[SOAL UNTUK DIKERJAKAN]
[1] Menurut tulisan tentang feminisme, pada dekade berapa istilah feminisme mulai digunakan?
[2] Terangkan alasan yang diberikan tulisan tentang feminisme mengenai dua jawaban penulis atas anggapan bahwa feminis identik dengan pendukung LGBT.

[KUTIPAN]

━━━━━━━━

Apasih Feminis Itu?

photo by : google
            Sebenarnya feminist itu apa sih? Apakah seorang feminis itu adalah pendukung LGBT? Hak seperti apa yang ingin di perjuangkan oleh feminis? Bukannya udah terpenuhi semua ya? Dan masih banyak lagi pertanyaan lain tentang feminis. Banyak yang berprasangka bahwa perempuan aktif yang menyuarakan pendapatnya, adalah seorang feminis. Sebetulnya, belum tentu perempuan tersebut seorang feminis.

           Feminis adalah sebuah gerakan dan ideologi yang memperjuangkan kesetaraan, emansipasi, atau kesamaan, dan keadilan hak dengan pria bagi perempuan dalam politik, ekonomi, budaya, ruang pribadi, dan ruang publik. Feminisme berasal dari bahasa Latin, femina atau perempuan. Istilah ini mulai digunakan pada tahun 1890-an, mengacu pada teori kesetaraan laki-laki dan perempuan serta pergerakan untuk memperoleh hak-hak perempuan. Secara luas pendefinisian feminisme adalah advokasi kesetaraan hak-hak perempuan dalam hal politik, sosial, dan ekonomi. Namun, bukan berarti menghargai perempuan dan mendukung pergerakan perempuan adalah feminis dan harus menjadi feminis.

Ada banyak spekulasi yang muncul bersamaan dengan lahirnya feminisme, contohnya yakni penyataan demikian. “Tapi, feminis itu identik dengan pendukung LGBT, dan kemunculan LGBT yang makin marak adalah sebagian dari peran feminis.” statement demikian sering kali disodorkan ketika saya berdiskusi dalam beberapa forum. Saya pribadi punya dua jawaban, “iya, memang ada beberapa orang yang mengaku seorang feminis, dan mendukung adanya LGBT, bahkan ikut membela kelegalan LGBT di Indonesia dalam forum terbuka” dan “tidak, masih banyak feminis, yang tidak mendukung sama sekali kelegalitasan LGBT di indonesia, dan pendapat mereka pun cukup atau bahkan sangat rasional menurut saya”. Mengapa bisa seperti itu?

━━━━━━━━

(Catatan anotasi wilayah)
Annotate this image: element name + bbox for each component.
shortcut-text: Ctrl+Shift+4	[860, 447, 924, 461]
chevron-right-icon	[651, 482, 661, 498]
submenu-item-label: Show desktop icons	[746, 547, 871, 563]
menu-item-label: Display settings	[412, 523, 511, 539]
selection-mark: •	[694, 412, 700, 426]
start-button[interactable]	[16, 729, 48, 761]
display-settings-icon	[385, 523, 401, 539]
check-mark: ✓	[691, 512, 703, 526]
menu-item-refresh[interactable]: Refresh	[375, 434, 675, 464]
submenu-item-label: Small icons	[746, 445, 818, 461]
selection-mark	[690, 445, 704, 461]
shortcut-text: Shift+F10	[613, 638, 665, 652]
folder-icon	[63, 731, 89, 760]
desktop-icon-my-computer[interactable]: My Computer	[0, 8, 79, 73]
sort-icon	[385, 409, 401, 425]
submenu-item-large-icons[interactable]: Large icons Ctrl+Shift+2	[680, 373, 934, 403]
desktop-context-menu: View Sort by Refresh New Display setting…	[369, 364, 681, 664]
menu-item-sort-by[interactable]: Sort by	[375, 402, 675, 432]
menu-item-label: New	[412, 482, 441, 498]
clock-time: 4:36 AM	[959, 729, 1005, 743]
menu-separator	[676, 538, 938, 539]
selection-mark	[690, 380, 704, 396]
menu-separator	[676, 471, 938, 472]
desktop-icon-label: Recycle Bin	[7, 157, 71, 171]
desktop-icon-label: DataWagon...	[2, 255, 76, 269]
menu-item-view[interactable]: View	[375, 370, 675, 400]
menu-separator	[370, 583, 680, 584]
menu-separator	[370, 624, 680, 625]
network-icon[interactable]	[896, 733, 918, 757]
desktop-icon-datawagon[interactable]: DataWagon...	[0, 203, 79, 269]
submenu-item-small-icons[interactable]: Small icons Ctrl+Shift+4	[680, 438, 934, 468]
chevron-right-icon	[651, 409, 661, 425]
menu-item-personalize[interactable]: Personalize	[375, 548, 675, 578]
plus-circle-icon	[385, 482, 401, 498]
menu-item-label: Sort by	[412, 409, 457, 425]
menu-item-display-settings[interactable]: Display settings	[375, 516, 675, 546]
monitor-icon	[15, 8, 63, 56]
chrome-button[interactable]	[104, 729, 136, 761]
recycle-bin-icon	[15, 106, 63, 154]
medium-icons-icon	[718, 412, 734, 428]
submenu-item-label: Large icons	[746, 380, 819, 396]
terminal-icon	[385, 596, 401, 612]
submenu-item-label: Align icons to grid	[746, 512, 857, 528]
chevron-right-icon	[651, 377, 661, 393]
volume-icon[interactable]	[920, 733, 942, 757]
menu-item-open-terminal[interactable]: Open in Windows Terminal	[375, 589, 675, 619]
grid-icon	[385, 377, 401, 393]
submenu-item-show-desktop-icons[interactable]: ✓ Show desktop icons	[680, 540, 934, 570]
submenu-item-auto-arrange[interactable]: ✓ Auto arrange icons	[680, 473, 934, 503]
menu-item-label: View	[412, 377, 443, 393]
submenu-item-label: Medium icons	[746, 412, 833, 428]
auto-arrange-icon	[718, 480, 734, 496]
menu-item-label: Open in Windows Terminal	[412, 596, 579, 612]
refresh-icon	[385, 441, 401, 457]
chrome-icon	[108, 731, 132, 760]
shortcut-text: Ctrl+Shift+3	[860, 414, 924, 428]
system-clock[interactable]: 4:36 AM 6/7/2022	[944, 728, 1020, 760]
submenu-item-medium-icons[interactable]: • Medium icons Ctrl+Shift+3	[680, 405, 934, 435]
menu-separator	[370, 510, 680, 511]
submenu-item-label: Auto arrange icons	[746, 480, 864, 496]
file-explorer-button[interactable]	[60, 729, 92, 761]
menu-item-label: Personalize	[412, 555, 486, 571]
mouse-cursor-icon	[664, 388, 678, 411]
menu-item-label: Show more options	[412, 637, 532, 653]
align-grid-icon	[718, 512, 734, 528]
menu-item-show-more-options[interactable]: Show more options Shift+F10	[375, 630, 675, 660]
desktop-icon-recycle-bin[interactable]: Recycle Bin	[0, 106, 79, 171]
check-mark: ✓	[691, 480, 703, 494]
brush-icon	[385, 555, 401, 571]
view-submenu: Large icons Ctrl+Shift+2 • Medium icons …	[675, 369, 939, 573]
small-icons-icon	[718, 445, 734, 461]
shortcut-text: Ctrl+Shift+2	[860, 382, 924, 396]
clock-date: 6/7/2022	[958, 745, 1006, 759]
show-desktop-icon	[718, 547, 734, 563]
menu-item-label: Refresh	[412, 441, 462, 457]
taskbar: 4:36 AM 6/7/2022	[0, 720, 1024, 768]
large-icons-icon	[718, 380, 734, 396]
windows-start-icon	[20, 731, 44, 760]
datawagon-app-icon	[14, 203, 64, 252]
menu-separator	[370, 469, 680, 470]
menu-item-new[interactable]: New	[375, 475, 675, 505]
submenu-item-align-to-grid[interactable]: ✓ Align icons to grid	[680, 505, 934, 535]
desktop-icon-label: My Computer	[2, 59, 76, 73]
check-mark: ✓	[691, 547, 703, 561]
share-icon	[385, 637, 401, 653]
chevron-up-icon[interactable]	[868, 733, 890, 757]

━━━━━━━━

[JAWABAN YANG DIHARAPKAN]
[1] Pada tahun 1890-an.

[2] Ada beberapa orang yang mengaku feminis dan mendukung LGBT, bahkan ikut membela kelegalan LGBT di Indonesia dalam forum terbuka. Sebaliknya, masih banyak feminis yang sama sekali tidak mendukung kelegalitasan LGBT di Indonesia, dan menurut penulis pendapat mereka cukup atau bahkan sangat rasional.